:: Task requirements ::
Drop the pictures, then extract the listing word for word.

Extracted records:

+++

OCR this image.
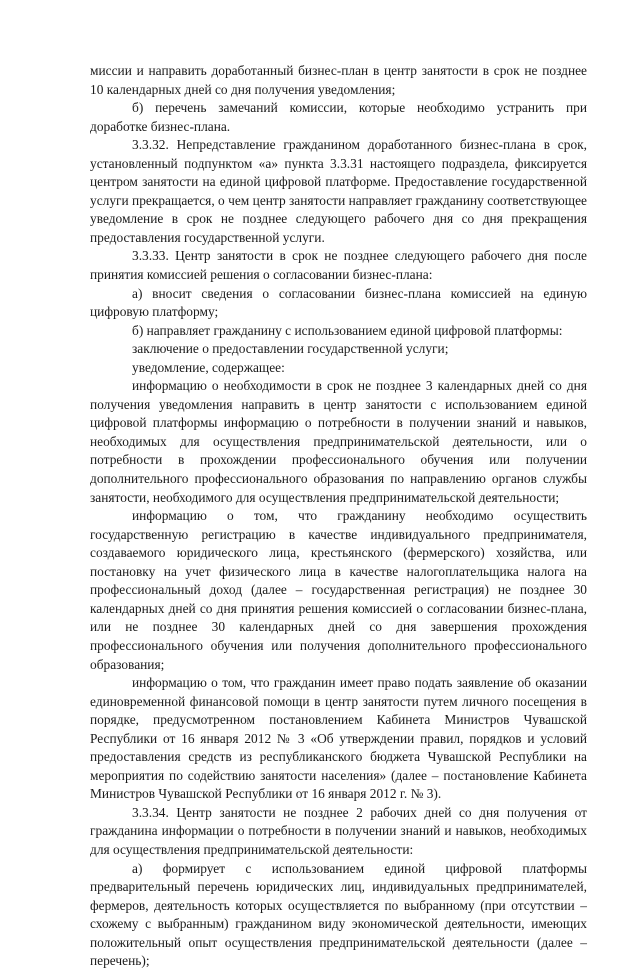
миссии и направить доработанный бизнес-план в центр занятости в срок не позднее 10 календарных дней со дня получения уведомления;

б) перечень замечаний комиссии, которые необходимо устранить при доработке бизнес-плана.

3.3.32. Непредставление гражданином доработанного бизнес-плана в срок, установленный подпунктом «а» пункта 3.3.31 настоящего подраздела, фиксируется центром занятости на единой цифровой платформе. Предоставление государственной услуги прекращается, о чем центр занятости направляет гражданину соответствующее уведомление в срок не позднее следующего рабочего дня со дня прекращения предоставления государственной услуги.

3.3.33. Центр занятости в срок не позднее следующего рабочего дня после принятия комиссией решения о согласовании бизнес-плана:

а) вносит сведения о согласовании бизнес-плана комиссией на единую цифровую платформу;

б) направляет гражданину с использованием единой цифровой платформы:

заключение о предоставлении государственной услуги;

уведомление, содержащее:

информацию о необходимости в срок не позднее 3 календарных дней со дня получения уведомления направить в центр занятости с использованием единой цифровой платформы информацию о потребности в получении знаний и навыков, необходимых для осуществления предпринимательской деятельности, или о потребности в прохождении профессионального обучения или получении дополнительного профессионального образования по направлению органов службы занятости, необходимого для осуществления предпринимательской деятельности;

информацию о том, что гражданину необходимо осуществить государственную регистрацию в качестве индивидуального предпринимателя, создаваемого юридического лица, крестьянского (фермерского) хозяйства, или постановку на учет физического лица в качестве налогоплательщика налога на профессиональный доход (далее – государственная регистрация) не позднее 30 календарных дней со дня принятия решения комиссией о согласовании бизнес-плана, или не позднее 30 календарных дней со дня завершения прохождения профессионального обучения или получения дополнительного профессионального образования;

информацию о том, что гражданин имеет право подать заявление об оказании единовременной финансовой помощи в центр занятости путем личного посещения в порядке, предусмотренном постановлением Кабинета Министров Чувашской Республики от 16 января 2012 № 3 «Об утверждении правил, порядков и условий предоставления средств из республиканского бюджета Чувашской Республики на мероприятия по содействию занятости населения» (далее – постановление Кабинета Министров Чувашской Республики от 16 января 2012 г. № 3).

3.3.34. Центр занятости не позднее 2 рабочих дней со дня получения от гражданина информации о потребности в получении знаний и навыков, необходимых для осуществления предпринимательской деятельности:

а) формирует с использованием единой цифровой платформы предварительный перечень юридических лиц, индивидуальных предпринимателей, фермеров, деятельность которых осуществляется по выбранному (при отсутствии – схожему с выбранным) гражданином виду экономической деятельности, имеющих положительный опыт осуществления предпринимательской деятельности (далее – перечень);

+++

:: Response for this exercise ::
OCR this image.
миссии и направить доработанный бизнес-план в центр занятости в срок не позднее 10 календарных дней со дня получения уведомления;

б) перечень замечаний комиссии, которые необходимо устранить при доработке бизнес-плана.

3.3.32. Непредставление гражданином доработанного бизнес-плана в срок, установленный подпунктом «а» пункта 3.3.31 настоящего подраздела, фиксируется центром занятости на единой цифровой платформе. Предоставление государственной услуги прекращается, о чем центр занятости направляет гражданину соответствующее уведомление в срок не позднее следующего рабочего дня со дня прекращения предоставления государственной услуги.

3.3.33. Центр занятости в срок не позднее следующего рабочего дня после принятия комиссией решения о согласовании бизнес-плана:

а) вносит сведения о согласовании бизнес-плана комиссией на единую цифровую платформу;

б) направляет гражданину с использованием единой цифровой платформы:

заключение о предоставлении государственной услуги;

уведомление, содержащее:

информацию о необходимости в срок не позднее 3 календарных дней со дня получения уведомления направить в центр занятости с использованием единой цифровой платформы информацию о потребности в получении знаний и навыков, необходимых для осуществления предпринимательской деятельности, или о потребности в прохождении профессионального обучения или получении дополнительного профессионального образования по направлению органов службы занятости, необходимого для осуществления предпринимательской деятельности;

информацию о том, что гражданину необходимо осуществить государственную регистрацию в качестве индивидуального предпринимателя, создаваемого юридического лица, крестьянского (фермерского) хозяйства, или постановку на учет физического лица в качестве налогоплательщика налога на профессиональный доход (далее – государственная регистрация) не позднее 30 календарных дней со дня принятия решения комиссией о согласовании бизнес-плана, или не позднее 30 календарных дней со дня завершения прохождения профессионального обучения или получения дополнительного профессионального образования;

информацию о том, что гражданин имеет право подать заявление об оказании единовременной финансовой помощи в центр занятости путем личного посещения в порядке, предусмотренном постановлением Кабинета Министров Чувашской Республики от 16 января 2012 № 3 «Об утверждении правил, порядков и условий предоставления средств из республиканского бюджета Чувашской Республики на мероприятия по содействию занятости населения» (далее – постановление Кабинета Министров Чувашской Республики от 16 января 2012 г. № 3).

3.3.34. Центр занятости не позднее 2 рабочих дней со дня получения от гражданина информации о потребности в получении знаний и навыков, необходимых для осуществления предпринимательской деятельности:

а) формирует с использованием единой цифровой платформы предварительный перечень юридических лиц, индивидуальных предпринимателей, фермеров, деятельность которых осуществляется по выбранному (при отсутствии – схожему с выбранным) гражданином виду экономической деятельности, имеющих положительный опыт осуществления предпринимательской деятельности (далее – перечень);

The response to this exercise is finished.